*What you need to do*:
Read the entries below and pull out each line with the string "LOSSTRAIL".

*The records*:

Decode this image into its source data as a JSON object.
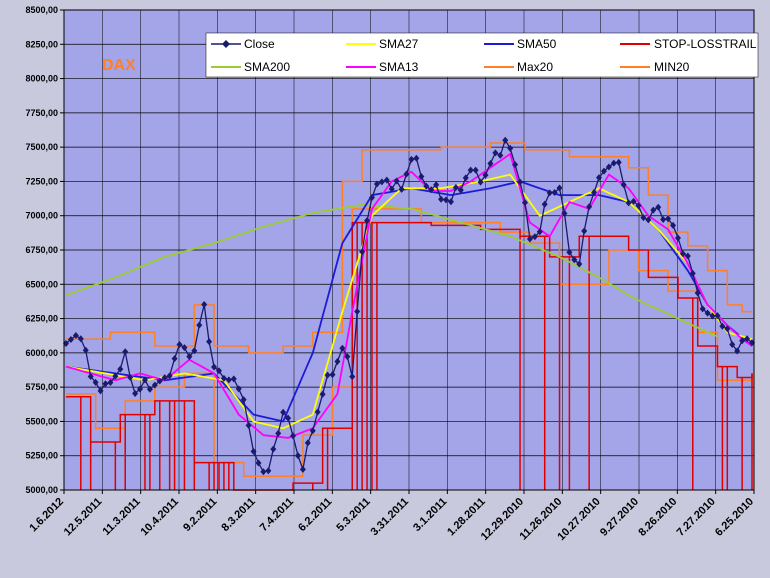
{
  "chart_data": {
    "type": "line",
    "annotation": "DAX",
    "ylim": [
      5000,
      8500
    ],
    "y_ticks": [
      5000,
      5250,
      5500,
      5750,
      6000,
      6250,
      6500,
      6750,
      7000,
      7250,
      7500,
      7750,
      8000,
      8250,
      8500
    ],
    "y_tick_labels": [
      "5000,00",
      "5250,00",
      "5500,00",
      "5750,00",
      "6000,00",
      "6250,00",
      "6500,00",
      "6750,00",
      "7000,00",
      "7250,00",
      "7500,00",
      "7750,00",
      "8000,00",
      "8250,00",
      "8500,00"
    ],
    "x_tick_labels": [
      "1.6.2012",
      "12.5.2011",
      "11.3.2011",
      "10.4.2011",
      "9.2.2011",
      "8.3.2011",
      "7.4.2011",
      "6.2.2011",
      "5.3.2011",
      "3.31.2011",
      "3.1.2011",
      "1.28.2011",
      "12.29.2010",
      "11.26.2010",
      "10.27.2010",
      "9.27.2010",
      "8.26.2010",
      "7.27.2010",
      "6.25.2010"
    ],
    "n_points": 140,
    "legend": {
      "close": "Close",
      "sma27": "SMA27",
      "sma50": "SMA50",
      "stop": "STOP-LOSSTRAIL",
      "sma200": "SMA200",
      "sma13": "SMA13",
      "max20": "Max20",
      "min20": "MIN20"
    },
    "colors": {
      "close": "#1a1a6e",
      "sma27": "#ffff00",
      "sma50": "#1c1cd6",
      "stop": "#e00000",
      "sma200": "#9acd32",
      "sma13": "#ff00ff",
      "maxmin": "#ff7f27",
      "plot_bg": "#a4a4e8",
      "outer_bg": "#c9c9de",
      "grid": "#000000",
      "annotation": "#ff7f27"
    },
    "series": [
      {
        "name": "Close",
        "key": "close",
        "anchors": [
          [
            0,
            6050
          ],
          [
            3,
            6150
          ],
          [
            5,
            5820
          ],
          [
            8,
            5730
          ],
          [
            12,
            5960
          ],
          [
            14,
            5720
          ],
          [
            16,
            5760
          ],
          [
            20,
            5790
          ],
          [
            23,
            6040
          ],
          [
            26,
            6000
          ],
          [
            28,
            6360
          ],
          [
            30,
            5870
          ],
          [
            33,
            5820
          ],
          [
            36,
            5690
          ],
          [
            38,
            5250
          ],
          [
            41,
            5120
          ],
          [
            44,
            5590
          ],
          [
            46,
            5390
          ],
          [
            48,
            5160
          ],
          [
            51,
            5590
          ],
          [
            53,
            5800
          ],
          [
            56,
            6020
          ],
          [
            58,
            5870
          ],
          [
            60,
            6720
          ],
          [
            62,
            7180
          ],
          [
            65,
            7260
          ],
          [
            68,
            7190
          ],
          [
            70,
            7440
          ],
          [
            73,
            7230
          ],
          [
            76,
            7150
          ],
          [
            78,
            7100
          ],
          [
            80,
            7230
          ],
          [
            82,
            7320
          ],
          [
            85,
            7280
          ],
          [
            87,
            7450
          ],
          [
            89,
            7520
          ],
          [
            90,
            7480
          ],
          [
            92,
            7280
          ],
          [
            94,
            6830
          ],
          [
            96,
            6900
          ],
          [
            98,
            7180
          ],
          [
            100,
            7200
          ],
          [
            102,
            6760
          ],
          [
            104,
            6630
          ],
          [
            106,
            7100
          ],
          [
            108,
            7250
          ],
          [
            110,
            7390
          ],
          [
            112,
            7360
          ],
          [
            114,
            7120
          ],
          [
            116,
            7050
          ],
          [
            118,
            6980
          ],
          [
            120,
            7050
          ],
          [
            122,
            6970
          ],
          [
            124,
            6840
          ],
          [
            126,
            6680
          ],
          [
            128,
            6450
          ],
          [
            130,
            6250
          ],
          [
            132,
            6290
          ],
          [
            134,
            6130
          ],
          [
            136,
            6030
          ],
          [
            137,
            6090
          ],
          [
            138,
            6060
          ],
          [
            139,
            6110
          ]
        ]
      },
      {
        "name": "SMA13",
        "key": "sma13",
        "anchors": [
          [
            0,
            5900
          ],
          [
            5,
            5850
          ],
          [
            10,
            5800
          ],
          [
            15,
            5850
          ],
          [
            20,
            5800
          ],
          [
            25,
            5950
          ],
          [
            30,
            5850
          ],
          [
            35,
            5550
          ],
          [
            40,
            5400
          ],
          [
            45,
            5380
          ],
          [
            50,
            5450
          ],
          [
            55,
            5700
          ],
          [
            58,
            6300
          ],
          [
            62,
            7050
          ],
          [
            66,
            7250
          ],
          [
            70,
            7320
          ],
          [
            74,
            7180
          ],
          [
            78,
            7180
          ],
          [
            82,
            7250
          ],
          [
            86,
            7350
          ],
          [
            90,
            7450
          ],
          [
            94,
            6950
          ],
          [
            98,
            6850
          ],
          [
            102,
            7100
          ],
          [
            106,
            7050
          ],
          [
            110,
            7300
          ],
          [
            114,
            7200
          ],
          [
            118,
            7000
          ],
          [
            122,
            6900
          ],
          [
            126,
            6650
          ],
          [
            130,
            6350
          ],
          [
            134,
            6200
          ],
          [
            137,
            6100
          ],
          [
            139,
            6050
          ]
        ]
      },
      {
        "name": "SMA27",
        "key": "sma27",
        "anchors": [
          [
            0,
            5900
          ],
          [
            8,
            5850
          ],
          [
            16,
            5800
          ],
          [
            24,
            5850
          ],
          [
            32,
            5800
          ],
          [
            38,
            5500
          ],
          [
            44,
            5450
          ],
          [
            50,
            5550
          ],
          [
            56,
            6300
          ],
          [
            62,
            7000
          ],
          [
            68,
            7200
          ],
          [
            76,
            7200
          ],
          [
            84,
            7250
          ],
          [
            90,
            7300
          ],
          [
            96,
            7000
          ],
          [
            102,
            7100
          ],
          [
            108,
            7200
          ],
          [
            114,
            7100
          ],
          [
            120,
            6900
          ],
          [
            126,
            6650
          ],
          [
            130,
            6350
          ],
          [
            134,
            6150
          ],
          [
            139,
            6100
          ]
        ]
      },
      {
        "name": "SMA50",
        "key": "sma50",
        "anchors": [
          [
            0,
            5900
          ],
          [
            10,
            5850
          ],
          [
            20,
            5800
          ],
          [
            30,
            5850
          ],
          [
            38,
            5550
          ],
          [
            44,
            5500
          ],
          [
            50,
            6000
          ],
          [
            56,
            6800
          ],
          [
            62,
            7150
          ],
          [
            70,
            7200
          ],
          [
            78,
            7150
          ],
          [
            86,
            7200
          ],
          [
            92,
            7250
          ],
          [
            100,
            7150
          ],
          [
            108,
            7150
          ],
          [
            114,
            7100
          ],
          [
            120,
            6900
          ],
          [
            126,
            6600
          ],
          [
            130,
            6350
          ],
          [
            134,
            6200
          ],
          [
            139,
            6050
          ]
        ]
      },
      {
        "name": "SMA200",
        "key": "sma200",
        "anchors": [
          [
            0,
            6420
          ],
          [
            10,
            6550
          ],
          [
            20,
            6700
          ],
          [
            30,
            6800
          ],
          [
            40,
            6920
          ],
          [
            50,
            7020
          ],
          [
            60,
            7080
          ],
          [
            70,
            7050
          ],
          [
            80,
            6950
          ],
          [
            90,
            6850
          ],
          [
            100,
            6700
          ],
          [
            108,
            6550
          ],
          [
            115,
            6400
          ],
          [
            124,
            6250
          ],
          [
            130,
            6150
          ],
          [
            132,
            6120
          ]
        ]
      },
      {
        "name": "Max20",
        "key": "max20",
        "steps": [
          [
            0,
            6100
          ],
          [
            9,
            6150
          ],
          [
            18,
            6050
          ],
          [
            26,
            6350
          ],
          [
            30,
            6050
          ],
          [
            37,
            6000
          ],
          [
            44,
            6050
          ],
          [
            50,
            6150
          ],
          [
            56,
            7250
          ],
          [
            60,
            7480
          ],
          [
            66,
            7480
          ],
          [
            76,
            7500
          ],
          [
            86,
            7530
          ],
          [
            93,
            7480
          ],
          [
            98,
            7480
          ],
          [
            102,
            7430
          ],
          [
            110,
            7430
          ],
          [
            114,
            7350
          ],
          [
            118,
            7150
          ],
          [
            122,
            6880
          ],
          [
            126,
            6780
          ],
          [
            130,
            6600
          ],
          [
            134,
            6350
          ],
          [
            137,
            6300
          ],
          [
            139,
            6300
          ]
        ]
      },
      {
        "name": "MIN20",
        "key": "min20",
        "steps": [
          [
            0,
            5700
          ],
          [
            6,
            5450
          ],
          [
            12,
            5650
          ],
          [
            18,
            5750
          ],
          [
            24,
            5850
          ],
          [
            30,
            5200
          ],
          [
            36,
            5100
          ],
          [
            44,
            5100
          ],
          [
            48,
            5400
          ],
          [
            54,
            5750
          ],
          [
            58,
            7050
          ],
          [
            66,
            7050
          ],
          [
            72,
            6950
          ],
          [
            80,
            6950
          ],
          [
            88,
            6880
          ],
          [
            94,
            6800
          ],
          [
            100,
            6500
          ],
          [
            106,
            6500
          ],
          [
            110,
            6750
          ],
          [
            116,
            6600
          ],
          [
            122,
            6450
          ],
          [
            128,
            6150
          ],
          [
            132,
            5800
          ],
          [
            137,
            5800
          ],
          [
            139,
            5850
          ]
        ]
      },
      {
        "name": "STOP-LOSSTRAIL",
        "key": "stop",
        "steps": [
          [
            0,
            5680
          ],
          [
            5,
            5350
          ],
          [
            11,
            5550
          ],
          [
            18,
            5650
          ],
          [
            26,
            5200
          ],
          [
            34,
            5000
          ],
          [
            46,
            5050
          ],
          [
            52,
            5450
          ],
          [
            58,
            6950
          ],
          [
            66,
            6950
          ],
          [
            74,
            6930
          ],
          [
            84,
            6900
          ],
          [
            92,
            6850
          ],
          [
            98,
            6700
          ],
          [
            104,
            6850
          ],
          [
            110,
            6850
          ],
          [
            114,
            6750
          ],
          [
            118,
            6550
          ],
          [
            124,
            6400
          ],
          [
            128,
            6050
          ],
          [
            132,
            5900
          ],
          [
            136,
            5820
          ],
          [
            139,
            5850
          ]
        ],
        "drops": [
          3,
          5,
          10,
          12,
          16,
          17,
          19,
          21,
          22,
          24,
          26,
          29,
          30,
          31,
          32,
          33,
          34,
          36,
          37,
          38,
          40,
          45,
          50,
          53,
          58,
          59,
          60,
          61,
          62,
          63,
          92,
          97,
          100,
          102,
          106,
          127,
          133,
          134,
          137,
          139
        ]
      }
    ]
  }
}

*Task response*:
      "stop": "STOP-LOSSTRAIL",
        "name": "STOP-LOSSTRAIL",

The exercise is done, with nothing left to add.